#### [TRECHO FORNECIDO]
Dentro de casa, a família conversa em árabe e todos frequentam a mesquita e seguem as regras do islamismo. Nem sempre é fácil explicar para as crianças as diferenças culturais e religiosas. Salsabil tentou colocar a filha mais velha, Jury (8) em uma escola islâmica, mas as opções eram muito distantes. Hoje, enquanto os pequenos Wald (4) e Yasmin (2) frequentam uma creche, Jury estuda em uma escola pública. “É difícil, você sabe, porque ela olha uma coisa, você fala outra coisa, mas a gente tem que tentar.”

 

Em alguns momentos, a vida no Brasil ainda é complicada. Os valores tradicionais do islamismo se chocam com a cultura ocidental e laica do Brasil. Quando as pessoas se vestem com roupas muito curtas, bebem e se beijam nas ruas, Salsabil lembra de como é diferente em seu país, onde até mesmo os cristãos respeitam os princípios muçulmanos.

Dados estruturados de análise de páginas

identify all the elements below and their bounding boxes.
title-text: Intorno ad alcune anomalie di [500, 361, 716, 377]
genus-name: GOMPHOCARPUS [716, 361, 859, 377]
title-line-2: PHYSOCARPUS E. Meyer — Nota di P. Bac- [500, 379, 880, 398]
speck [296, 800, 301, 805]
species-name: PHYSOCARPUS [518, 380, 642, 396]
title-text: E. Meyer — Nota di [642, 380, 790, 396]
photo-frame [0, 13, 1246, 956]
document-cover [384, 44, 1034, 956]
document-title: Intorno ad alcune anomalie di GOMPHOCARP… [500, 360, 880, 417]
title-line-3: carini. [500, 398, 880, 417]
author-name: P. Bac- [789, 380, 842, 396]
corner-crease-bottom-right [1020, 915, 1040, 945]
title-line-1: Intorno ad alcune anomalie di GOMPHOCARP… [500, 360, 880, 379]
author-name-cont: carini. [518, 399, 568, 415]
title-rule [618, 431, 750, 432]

#### [EXERCÍCIO]
Transcreva, do texto sobre a família de Salsabil, a parte que se inicia com as palavras "Em alguns momentos, a" e vai até "os princípios muçulmanos.".

#### [RESPOSTA DA TAREFA]
Em alguns momentos, a vida no Brasil ainda é complicada. Os valores tradicionais do islamismo se chocam com a cultura ocidental e laica do Brasil. Quando as pessoas se vestem com roupas muito curtas, bebem e se beijam nas ruas, Salsabil lembra de como é diferente em seu país, onde até mesmo os cristãos respeitam os princípios muçulmanos.